* Begin Information provided *

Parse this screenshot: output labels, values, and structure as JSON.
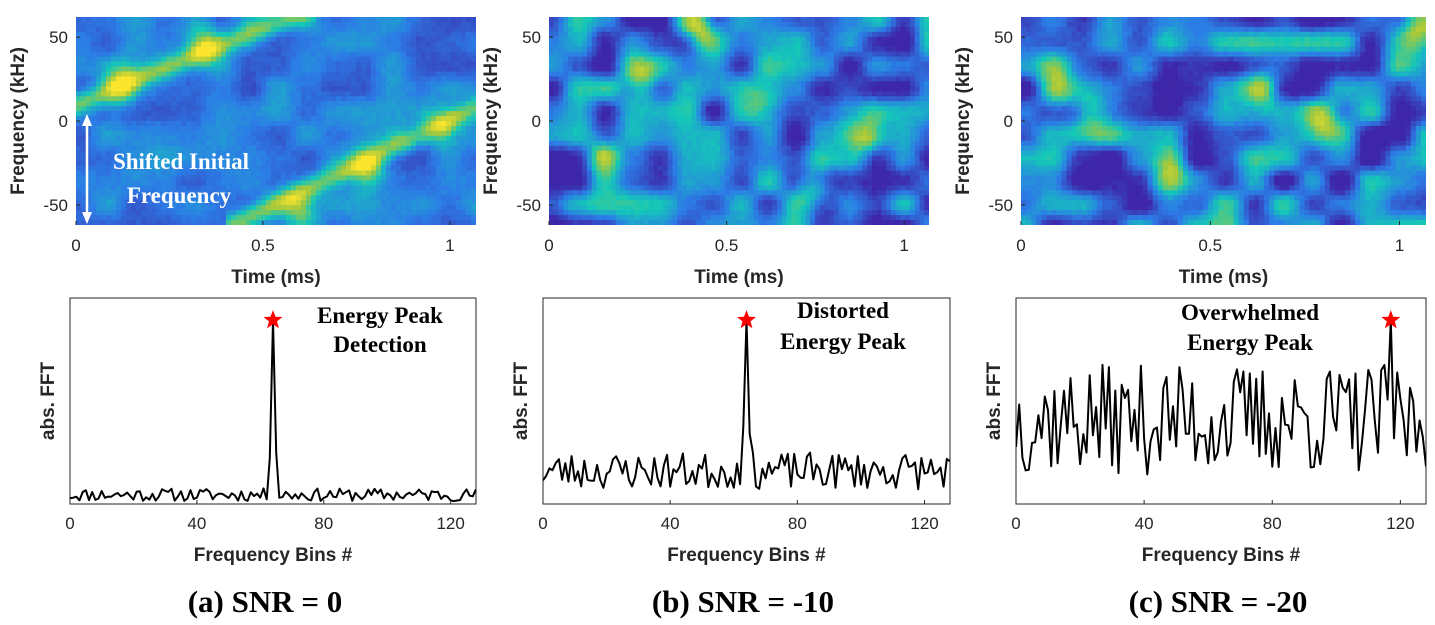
{
  "figure": {
    "panels": [
      {
        "caption": "(a) SNR = 0"
      },
      {
        "caption": "(b) SNR = -10"
      },
      {
        "caption": "(c) SNR = -20"
      }
    ],
    "annotation_a_top": "Shifted Initial",
    "annotation_a_bottom": "Frequency"
  },
  "colors": {
    "line": "#000000",
    "star": "#ff0000",
    "colormap": [
      "#3e26a8",
      "#2c7ce6",
      "#14c8b8",
      "#a4c83c",
      "#fce52c"
    ]
  },
  "chart_data": [
    {
      "type": "heatmap",
      "panel": "a",
      "xlabel": "Time (ms)",
      "ylabel": "Frequency (kHz)",
      "xlim": [
        0,
        1.07
      ],
      "ylim": [
        -62,
        62
      ],
      "xticks": [
        0,
        0.5,
        1
      ],
      "xtick_labels": [
        "0",
        "0.5",
        "1"
      ],
      "yticks": [
        50,
        0,
        -50
      ],
      "ytick_labels": [
        "50",
        "0",
        "-50"
      ],
      "chirp_segments": [
        {
          "t": [
            0,
            0.62
          ],
          "f": [
            10,
            66
          ]
        },
        {
          "t": [
            0.42,
            1.07
          ],
          "f": [
            -62,
            8
          ]
        }
      ],
      "hotspots": [
        {
          "t": 0.12,
          "f": 22,
          "v": 1.0
        },
        {
          "t": 0.34,
          "f": 45,
          "v": 0.95
        },
        {
          "t": 0.78,
          "f": -28,
          "v": 0.9
        },
        {
          "t": 0.6,
          "f": -52,
          "v": 0.85
        },
        {
          "t": 0.98,
          "f": -5,
          "v": 0.6
        }
      ],
      "noise_level": 0.12
    },
    {
      "type": "heatmap",
      "panel": "b",
      "xlabel": "Time (ms)",
      "ylabel": "Frequency (kHz)",
      "xlim": [
        0,
        1.07
      ],
      "ylim": [
        -62,
        62
      ],
      "xticks": [
        0,
        0.5,
        1
      ],
      "xtick_labels": [
        "0",
        "0.5",
        "1"
      ],
      "yticks": [
        50,
        0,
        -50
      ],
      "ytick_labels": [
        "50",
        "0",
        "-50"
      ],
      "chirp_segments": [],
      "hotspots": [
        {
          "t": 0.42,
          "f": 55,
          "v": 1.0
        },
        {
          "t": 0.26,
          "f": 25,
          "v": 0.7
        },
        {
          "t": 0.75,
          "f": -40,
          "v": 0.75
        },
        {
          "t": 0.9,
          "f": -10,
          "v": 0.8
        },
        {
          "t": 0.15,
          "f": -20,
          "v": 0.55
        },
        {
          "t": 0.6,
          "f": 10,
          "v": 0.5
        }
      ],
      "noise_level": 0.3
    },
    {
      "type": "heatmap",
      "panel": "c",
      "xlabel": "Time (ms)",
      "ylabel": "Frequency (kHz)",
      "xlim": [
        0,
        1.07
      ],
      "ylim": [
        -62,
        62
      ],
      "xticks": [
        0,
        0.5,
        1
      ],
      "xtick_labels": [
        "0",
        "0.5",
        "1"
      ],
      "yticks": [
        50,
        0,
        -50
      ],
      "ytick_labels": [
        "50",
        "0",
        "-50"
      ],
      "chirp_segments": [],
      "hotspots": [
        {
          "t": 0.18,
          "f": 5,
          "v": 0.9
        },
        {
          "t": 0.1,
          "f": 20,
          "v": 0.7
        },
        {
          "t": 0.8,
          "f": 0,
          "v": 0.75
        },
        {
          "t": 1.05,
          "f": 52,
          "v": 0.8
        },
        {
          "t": 0.65,
          "f": 20,
          "v": 0.6
        },
        {
          "t": 0.4,
          "f": -30,
          "v": 0.55
        }
      ],
      "noise_level": 0.35
    },
    {
      "type": "line",
      "panel": "a",
      "xlabel": "Frequency Bins #",
      "ylabel": "abs. FFT",
      "xlim": [
        0,
        128
      ],
      "ylim": [
        0,
        1.12
      ],
      "xticks": [
        0,
        40,
        80,
        120
      ],
      "xtick_labels": [
        "0",
        "40",
        "80",
        "120"
      ],
      "baseline": 0.05,
      "noise": 0.035,
      "peaks": [
        {
          "x": 64,
          "y": 1.0
        },
        {
          "x": 63,
          "y": 0.25
        },
        {
          "x": 65,
          "y": 0.28
        }
      ],
      "seed": 11,
      "marker": {
        "x": 64,
        "y": 1.0
      },
      "annotation": [
        "Energy Peak",
        "Detection"
      ]
    },
    {
      "type": "line",
      "panel": "b",
      "xlabel": "Frequency Bins #",
      "ylabel": "abs. FFT",
      "xlim": [
        0,
        128
      ],
      "ylim": [
        0,
        1.12
      ],
      "xticks": [
        0,
        40,
        80,
        120
      ],
      "xtick_labels": [
        "0",
        "40",
        "80",
        "120"
      ],
      "baseline": 0.18,
      "noise": 0.1,
      "peaks": [
        {
          "x": 64,
          "y": 1.0
        },
        {
          "x": 63,
          "y": 0.42
        },
        {
          "x": 65,
          "y": 0.38
        }
      ],
      "seed": 23,
      "marker": {
        "x": 64,
        "y": 1.0
      },
      "annotation": [
        "Distorted",
        "Energy Peak"
      ]
    },
    {
      "type": "line",
      "panel": "c",
      "xlabel": "Frequency Bins #",
      "ylabel": "abs. FFT",
      "xlim": [
        0,
        128
      ],
      "ylim": [
        0,
        1.12
      ],
      "xticks": [
        0,
        40,
        80,
        120
      ],
      "xtick_labels": [
        "0",
        "40",
        "80",
        "120"
      ],
      "baseline": 0.46,
      "noise": 0.3,
      "peaks": [
        {
          "x": 117,
          "y": 1.0
        }
      ],
      "seed": 37,
      "marker": {
        "x": 117,
        "y": 1.0
      },
      "annotation": [
        "Overwhelmed",
        "Energy Peak"
      ]
    }
  ]
}
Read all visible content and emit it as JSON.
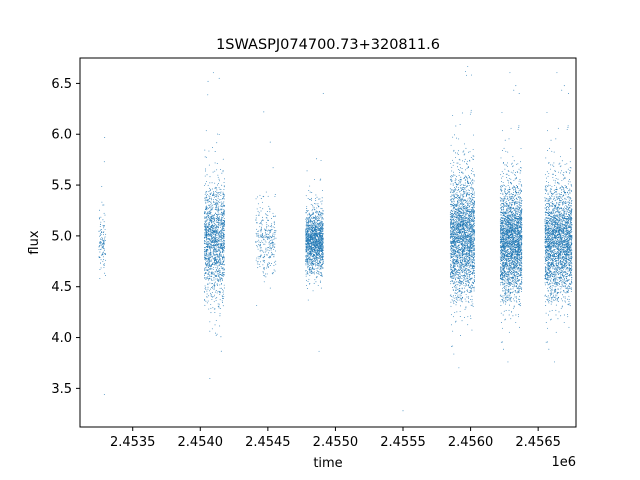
{
  "chart_data": {
    "type": "scatter",
    "title": "1SWASPJ074700.73+320811.6",
    "xlabel": "time",
    "ylabel": "flux",
    "x_offset_label": "1e6",
    "xlim": [
      2.45311,
      2.45678
    ],
    "ylim": [
      3.12,
      6.75
    ],
    "x_ticks": [
      2.4535,
      2.454,
      2.4545,
      2.455,
      2.4555,
      2.456,
      2.4565
    ],
    "x_tick_labels": [
      "2.4535",
      "2.4540",
      "2.4545",
      "2.4550",
      "2.4555",
      "2.4560",
      "2.4565"
    ],
    "y_ticks": [
      3.5,
      4.0,
      4.5,
      5.0,
      5.5,
      6.0,
      6.5
    ],
    "y_tick_labels": [
      "3.5",
      "4.0",
      "4.5",
      "5.0",
      "5.5",
      "6.0",
      "6.5"
    ],
    "grid": false,
    "marker_color": "#1f77b4",
    "observing_seasons": [
      {
        "x_range": [
          2.45325,
          2.4533
        ],
        "y_center": 4.95,
        "y_spread": 0.3,
        "points": 120
      },
      {
        "x_range": [
          2.45403,
          2.45418
        ],
        "y_center": 4.95,
        "y_spread": 0.55,
        "points": 1500
      },
      {
        "x_range": [
          2.45441,
          2.45456
        ],
        "y_center": 4.95,
        "y_spread": 0.35,
        "points": 300
      },
      {
        "x_range": [
          2.45478,
          2.45491
        ],
        "y_center": 4.95,
        "y_spread": 0.3,
        "points": 1500
      },
      {
        "x_range": [
          2.45585,
          2.45603
        ],
        "y_center": 5.0,
        "y_spread": 0.6,
        "points": 2500
      },
      {
        "x_range": [
          2.45622,
          2.45638
        ],
        "y_center": 4.95,
        "y_spread": 0.55,
        "points": 2600
      },
      {
        "x_range": [
          2.45655,
          2.45675
        ],
        "y_center": 4.95,
        "y_spread": 0.55,
        "points": 2600
      }
    ],
    "outliers": [
      {
        "x": 2.45329,
        "y": 5.73
      },
      {
        "x": 2.45329,
        "y": 3.44
      },
      {
        "x": 2.4555,
        "y": 3.28
      },
      {
        "x": 2.45414,
        "y": 6.55
      },
      {
        "x": 2.45447,
        "y": 6.22
      },
      {
        "x": 2.45491,
        "y": 6.4
      },
      {
        "x": 2.45597,
        "y": 6.58
      }
    ]
  }
}
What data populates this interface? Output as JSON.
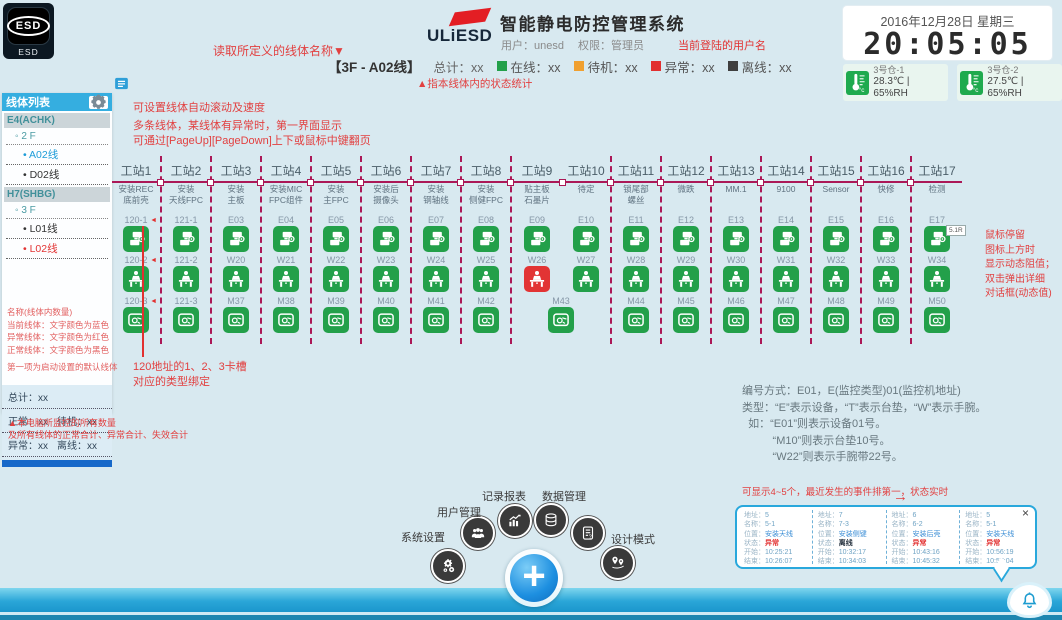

* End Information provided *

Instruction. Using the listing above, pick out each line that contains the word "caption", then copy it.

The output.
        "caption": "(a) SNR = 0"
        "caption": "(b) SNR = -10"
        "caption": "(c) SNR = -20"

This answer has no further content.